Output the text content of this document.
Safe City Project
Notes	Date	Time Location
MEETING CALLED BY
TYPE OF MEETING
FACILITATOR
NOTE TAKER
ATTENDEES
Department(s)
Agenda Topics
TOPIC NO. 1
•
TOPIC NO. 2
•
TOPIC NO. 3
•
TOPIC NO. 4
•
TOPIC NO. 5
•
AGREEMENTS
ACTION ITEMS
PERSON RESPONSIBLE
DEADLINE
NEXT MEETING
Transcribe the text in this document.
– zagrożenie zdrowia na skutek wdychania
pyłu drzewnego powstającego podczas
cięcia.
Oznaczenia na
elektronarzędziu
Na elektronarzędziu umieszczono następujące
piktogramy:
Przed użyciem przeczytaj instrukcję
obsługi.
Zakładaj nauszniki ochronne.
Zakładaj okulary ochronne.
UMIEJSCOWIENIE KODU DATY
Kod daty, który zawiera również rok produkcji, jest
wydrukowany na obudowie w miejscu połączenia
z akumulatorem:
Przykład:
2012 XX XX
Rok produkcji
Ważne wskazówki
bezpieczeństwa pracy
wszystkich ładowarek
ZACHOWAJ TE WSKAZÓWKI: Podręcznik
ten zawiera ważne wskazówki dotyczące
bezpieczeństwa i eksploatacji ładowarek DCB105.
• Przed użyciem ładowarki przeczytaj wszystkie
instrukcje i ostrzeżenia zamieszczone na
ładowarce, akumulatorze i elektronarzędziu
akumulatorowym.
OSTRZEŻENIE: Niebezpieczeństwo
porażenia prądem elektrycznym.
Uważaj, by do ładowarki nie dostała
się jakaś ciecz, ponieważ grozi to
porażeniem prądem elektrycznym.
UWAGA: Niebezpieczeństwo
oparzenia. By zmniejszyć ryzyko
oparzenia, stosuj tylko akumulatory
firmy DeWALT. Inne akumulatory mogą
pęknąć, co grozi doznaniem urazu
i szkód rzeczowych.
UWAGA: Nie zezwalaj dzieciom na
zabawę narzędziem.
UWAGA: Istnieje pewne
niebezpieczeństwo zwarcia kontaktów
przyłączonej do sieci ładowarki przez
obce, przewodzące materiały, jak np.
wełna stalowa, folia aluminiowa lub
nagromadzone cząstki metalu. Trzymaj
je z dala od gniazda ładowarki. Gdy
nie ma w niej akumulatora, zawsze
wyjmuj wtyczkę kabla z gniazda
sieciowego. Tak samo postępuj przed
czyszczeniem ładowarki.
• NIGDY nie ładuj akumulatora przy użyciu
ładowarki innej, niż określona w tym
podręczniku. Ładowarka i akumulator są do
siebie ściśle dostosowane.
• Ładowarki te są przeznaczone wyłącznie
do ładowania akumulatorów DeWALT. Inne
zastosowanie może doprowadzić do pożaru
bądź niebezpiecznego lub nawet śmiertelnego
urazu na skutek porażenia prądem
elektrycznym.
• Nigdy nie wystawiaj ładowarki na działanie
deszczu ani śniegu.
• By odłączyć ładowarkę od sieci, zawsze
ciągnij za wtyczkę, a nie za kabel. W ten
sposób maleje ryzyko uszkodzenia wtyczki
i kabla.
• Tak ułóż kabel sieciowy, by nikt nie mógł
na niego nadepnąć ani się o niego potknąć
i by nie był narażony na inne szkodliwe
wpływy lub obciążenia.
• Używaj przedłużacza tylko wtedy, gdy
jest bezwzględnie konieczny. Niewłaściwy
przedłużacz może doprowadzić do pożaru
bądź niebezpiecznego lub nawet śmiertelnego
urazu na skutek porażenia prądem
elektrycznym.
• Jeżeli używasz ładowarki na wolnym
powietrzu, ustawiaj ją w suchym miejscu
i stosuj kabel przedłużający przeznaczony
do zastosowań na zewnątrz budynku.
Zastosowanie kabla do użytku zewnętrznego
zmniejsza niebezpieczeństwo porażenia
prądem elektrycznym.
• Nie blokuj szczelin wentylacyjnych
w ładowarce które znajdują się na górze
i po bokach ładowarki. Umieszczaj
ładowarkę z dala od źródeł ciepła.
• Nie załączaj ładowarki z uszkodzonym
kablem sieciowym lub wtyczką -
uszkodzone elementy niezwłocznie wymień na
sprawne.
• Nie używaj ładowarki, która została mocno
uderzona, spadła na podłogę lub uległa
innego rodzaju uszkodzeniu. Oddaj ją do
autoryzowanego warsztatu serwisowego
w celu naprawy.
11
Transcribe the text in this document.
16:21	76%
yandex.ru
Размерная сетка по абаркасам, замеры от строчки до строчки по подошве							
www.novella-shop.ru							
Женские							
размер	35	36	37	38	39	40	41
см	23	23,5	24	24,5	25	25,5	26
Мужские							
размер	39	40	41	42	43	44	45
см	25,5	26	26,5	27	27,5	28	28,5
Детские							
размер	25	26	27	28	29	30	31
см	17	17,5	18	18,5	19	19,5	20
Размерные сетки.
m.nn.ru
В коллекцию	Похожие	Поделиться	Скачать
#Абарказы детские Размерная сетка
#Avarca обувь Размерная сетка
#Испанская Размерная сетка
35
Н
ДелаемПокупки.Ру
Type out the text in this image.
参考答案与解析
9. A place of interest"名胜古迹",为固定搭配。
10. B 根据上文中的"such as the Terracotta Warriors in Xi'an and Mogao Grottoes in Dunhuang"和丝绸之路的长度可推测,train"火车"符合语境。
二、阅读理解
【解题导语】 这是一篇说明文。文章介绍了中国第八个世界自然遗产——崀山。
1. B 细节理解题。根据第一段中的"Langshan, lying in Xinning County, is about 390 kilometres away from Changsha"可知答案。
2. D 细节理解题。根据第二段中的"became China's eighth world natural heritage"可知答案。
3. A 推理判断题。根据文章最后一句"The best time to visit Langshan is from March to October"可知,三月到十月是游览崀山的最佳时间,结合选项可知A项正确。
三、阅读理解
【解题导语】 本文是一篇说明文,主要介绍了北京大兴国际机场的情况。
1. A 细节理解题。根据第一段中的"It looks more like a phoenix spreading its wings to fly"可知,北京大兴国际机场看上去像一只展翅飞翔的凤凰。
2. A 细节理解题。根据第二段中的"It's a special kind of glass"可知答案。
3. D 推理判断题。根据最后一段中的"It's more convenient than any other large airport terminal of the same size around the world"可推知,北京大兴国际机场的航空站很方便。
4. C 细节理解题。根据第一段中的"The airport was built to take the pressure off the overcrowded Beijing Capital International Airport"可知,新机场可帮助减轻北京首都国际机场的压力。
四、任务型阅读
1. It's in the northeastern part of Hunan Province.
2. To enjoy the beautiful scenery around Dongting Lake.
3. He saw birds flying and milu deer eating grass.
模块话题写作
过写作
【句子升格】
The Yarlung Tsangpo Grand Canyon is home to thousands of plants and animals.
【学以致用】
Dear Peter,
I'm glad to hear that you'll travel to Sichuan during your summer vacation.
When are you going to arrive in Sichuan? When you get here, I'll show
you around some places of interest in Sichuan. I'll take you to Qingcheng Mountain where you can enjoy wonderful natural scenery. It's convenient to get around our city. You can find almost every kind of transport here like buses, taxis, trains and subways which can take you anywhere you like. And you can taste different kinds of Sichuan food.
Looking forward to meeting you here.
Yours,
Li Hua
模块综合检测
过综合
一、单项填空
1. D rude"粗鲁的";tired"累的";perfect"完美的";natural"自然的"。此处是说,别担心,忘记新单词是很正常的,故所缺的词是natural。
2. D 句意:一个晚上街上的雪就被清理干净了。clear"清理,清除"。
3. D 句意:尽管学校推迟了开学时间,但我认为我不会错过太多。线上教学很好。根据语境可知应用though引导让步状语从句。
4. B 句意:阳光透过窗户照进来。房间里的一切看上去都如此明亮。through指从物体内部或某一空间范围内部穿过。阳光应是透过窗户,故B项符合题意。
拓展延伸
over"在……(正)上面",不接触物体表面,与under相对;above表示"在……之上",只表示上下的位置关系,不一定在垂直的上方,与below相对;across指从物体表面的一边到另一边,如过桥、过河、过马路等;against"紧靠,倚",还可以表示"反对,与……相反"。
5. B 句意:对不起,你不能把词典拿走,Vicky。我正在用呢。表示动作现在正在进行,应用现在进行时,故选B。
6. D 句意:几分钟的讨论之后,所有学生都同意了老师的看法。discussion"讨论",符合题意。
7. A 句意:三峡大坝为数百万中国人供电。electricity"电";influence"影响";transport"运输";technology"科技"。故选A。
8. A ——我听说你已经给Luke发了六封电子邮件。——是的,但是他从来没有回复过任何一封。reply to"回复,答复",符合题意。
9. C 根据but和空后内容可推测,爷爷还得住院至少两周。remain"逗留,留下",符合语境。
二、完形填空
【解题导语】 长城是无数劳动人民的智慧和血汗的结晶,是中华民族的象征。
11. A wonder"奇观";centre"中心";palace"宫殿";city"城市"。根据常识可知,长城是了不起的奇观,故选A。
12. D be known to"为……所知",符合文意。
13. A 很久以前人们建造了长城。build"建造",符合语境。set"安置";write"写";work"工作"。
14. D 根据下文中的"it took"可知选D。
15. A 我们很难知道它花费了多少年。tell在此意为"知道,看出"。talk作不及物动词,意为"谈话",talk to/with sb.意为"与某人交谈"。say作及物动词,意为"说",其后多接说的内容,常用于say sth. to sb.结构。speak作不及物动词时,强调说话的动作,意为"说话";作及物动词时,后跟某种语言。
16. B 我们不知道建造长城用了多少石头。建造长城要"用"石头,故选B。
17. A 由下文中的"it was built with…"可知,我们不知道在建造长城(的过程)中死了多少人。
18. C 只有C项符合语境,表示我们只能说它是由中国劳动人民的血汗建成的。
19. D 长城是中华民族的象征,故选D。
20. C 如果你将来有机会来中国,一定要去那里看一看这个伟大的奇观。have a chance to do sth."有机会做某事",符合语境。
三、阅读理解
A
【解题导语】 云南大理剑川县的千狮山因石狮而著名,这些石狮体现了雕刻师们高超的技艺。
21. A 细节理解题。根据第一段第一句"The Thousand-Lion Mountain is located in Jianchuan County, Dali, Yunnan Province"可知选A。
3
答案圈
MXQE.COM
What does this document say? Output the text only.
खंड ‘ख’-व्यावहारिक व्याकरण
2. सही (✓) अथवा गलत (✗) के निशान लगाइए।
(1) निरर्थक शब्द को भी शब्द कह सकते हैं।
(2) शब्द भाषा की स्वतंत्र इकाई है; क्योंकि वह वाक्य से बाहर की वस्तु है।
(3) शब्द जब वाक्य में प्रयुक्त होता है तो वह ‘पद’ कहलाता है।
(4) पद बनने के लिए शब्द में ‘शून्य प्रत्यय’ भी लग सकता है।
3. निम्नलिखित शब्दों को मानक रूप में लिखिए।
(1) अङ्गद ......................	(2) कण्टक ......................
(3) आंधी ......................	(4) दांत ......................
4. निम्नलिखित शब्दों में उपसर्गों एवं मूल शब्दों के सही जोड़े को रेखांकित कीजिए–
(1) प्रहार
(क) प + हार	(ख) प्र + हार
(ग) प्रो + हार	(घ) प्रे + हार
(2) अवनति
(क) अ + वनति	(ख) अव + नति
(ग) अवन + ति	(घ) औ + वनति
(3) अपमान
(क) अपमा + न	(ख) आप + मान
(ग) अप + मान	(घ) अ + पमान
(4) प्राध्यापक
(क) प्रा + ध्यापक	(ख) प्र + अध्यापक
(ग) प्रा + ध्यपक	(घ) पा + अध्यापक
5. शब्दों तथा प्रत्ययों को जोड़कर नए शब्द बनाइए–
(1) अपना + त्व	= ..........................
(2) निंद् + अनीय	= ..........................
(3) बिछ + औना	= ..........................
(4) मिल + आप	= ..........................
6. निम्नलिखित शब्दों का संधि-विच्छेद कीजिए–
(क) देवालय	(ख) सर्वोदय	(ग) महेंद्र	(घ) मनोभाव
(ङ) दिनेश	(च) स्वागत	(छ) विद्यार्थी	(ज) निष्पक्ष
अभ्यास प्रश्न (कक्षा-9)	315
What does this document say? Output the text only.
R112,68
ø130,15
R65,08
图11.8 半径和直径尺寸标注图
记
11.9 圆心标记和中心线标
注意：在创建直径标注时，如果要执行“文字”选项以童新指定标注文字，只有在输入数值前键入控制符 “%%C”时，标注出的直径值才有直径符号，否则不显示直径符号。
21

◆ **TASK OBJECTIVE**
In the material above, find the lines that contain "Размерная" and show them.

◆ **CORRECT OUTPUT**
Размерная сетка по абаркасам, замеры от строчки до строчки по подошве							
#Абарказы детские Размерная сетка
#Avarca обувь Размерная сетка
#Испанская Размерная сетка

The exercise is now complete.